* EXPLORAR O MATERIAL:
A - No trecho sobre o ministro húngaro, para quem Peter Szijjarto telefonava nos intervalos das reuniões da União Europeia?
B - Repita literalmente o trecho sobre o ministro húngaro. Comece nas palavras "Essas conversas resultaram" e pare depois de "escutas telefônicas ilegais.".

* TRECHO APRESENTADO:

:::

De acordo com o jornal, o ministro das Relações Exteriores da Hungria, Peter Szijjarto, aproveitava os intervalos em reuniões importantes da União Europeia para realizar chamadas telefônicas ao seu equivalente russo, Serguei Lavrov, mantendo-o a par das discussões.

Essas conversas resultaram no envolvimento da Rússia em praticamente todas as reuniões da União Europeia por anos, segundo uma fonte não identificada citada pelo jornal.

O primeiro-ministro da Hungria, Viktor Orbán, rejeitou as acusações e sugeriu que o ministro foi alvo de escutas telefônicas ilegais.

“Investigar alguém do governo é um ato grave contra a Hungria”, afirmou Orbán em sua conta no Facebook, pedindo uma apuração do caso.

:::

* MATERIAL FORNECIDO:
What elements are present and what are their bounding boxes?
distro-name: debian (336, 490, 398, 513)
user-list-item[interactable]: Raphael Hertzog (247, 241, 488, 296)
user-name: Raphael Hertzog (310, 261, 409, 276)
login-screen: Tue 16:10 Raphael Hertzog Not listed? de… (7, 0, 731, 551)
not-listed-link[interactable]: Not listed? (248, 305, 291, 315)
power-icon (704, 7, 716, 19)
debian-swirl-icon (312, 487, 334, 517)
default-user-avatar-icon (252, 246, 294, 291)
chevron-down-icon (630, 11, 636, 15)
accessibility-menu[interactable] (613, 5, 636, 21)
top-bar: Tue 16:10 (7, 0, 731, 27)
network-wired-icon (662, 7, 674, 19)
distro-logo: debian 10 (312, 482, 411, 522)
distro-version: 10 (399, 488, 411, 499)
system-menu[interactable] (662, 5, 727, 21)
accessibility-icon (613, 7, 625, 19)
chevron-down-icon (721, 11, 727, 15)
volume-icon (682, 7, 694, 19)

:::

* RESULTADOS EM ORDEM:
A - Para Serguei Lavrov, seu equivalente russo.

B -
Essas conversas resultaram no envolvimento da Rússia em praticamente todas as reuniões da União Europeia por anos, segundo uma fonte não identificada citada pelo jornal.

O primeiro-ministro da Hungria, Viktor Orbán, rejeitou as acusações e sugeriu que o ministro foi alvo de escutas telefônicas ilegais.